### Record list
•••
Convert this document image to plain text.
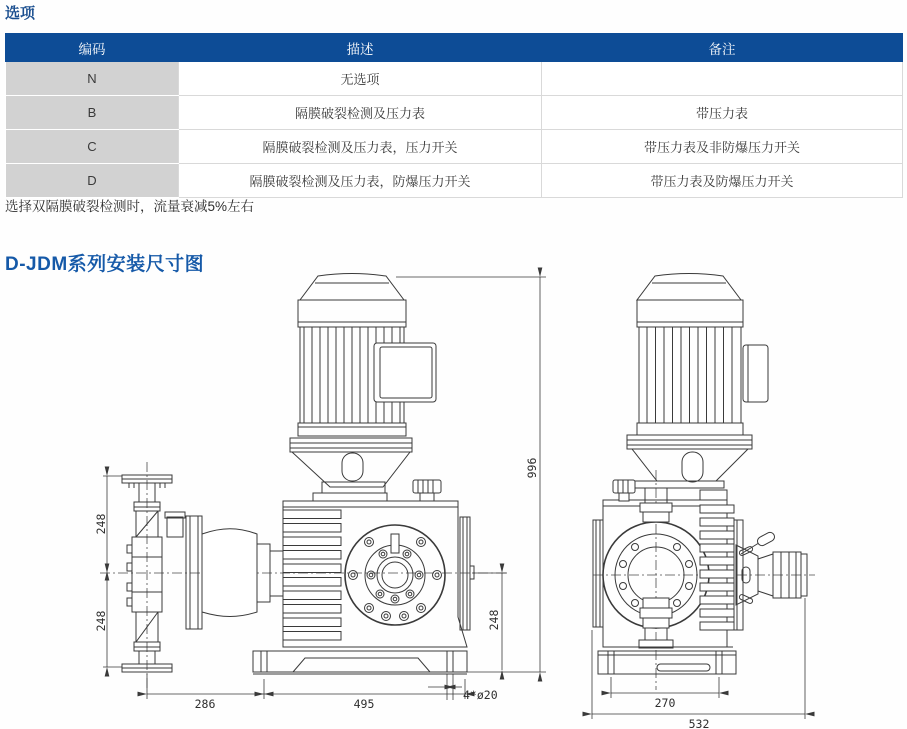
选项
编码	描述	备注
N	无选项	
B	隔膜破裂检测及压力表	带压力表
C	隔膜破裂检测及压力表，压力开关	带压力表及非防爆压力开关
D	隔膜破裂检测及压力表，防爆压力开关	带压力表及防爆压力开关

选择双隔膜破裂检测时，流量衰减5%左右

D-JDM系列安装尺寸图
248
248
996
248
286	495
4*ø20
270
532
•••
### What you need to do
Take the entries shown above and quote them verbatim, passing over the pictures.

### Expected answer
Convert this document image to plain text.
选项
编码	描述	备注
N	无选项	
B	隔膜破裂检测及压力表	带压力表
C	隔膜破裂检测及压力表，压力开关	带压力表及非防爆压力开关
D	隔膜破裂检测及压力表，防爆压力开关	带压力表及防爆压力开关

选择双隔膜破裂检测时，流量衰减5%左右

D-JDM系列安装尺寸图
248
248
996
248
286	495
4*ø20
270
532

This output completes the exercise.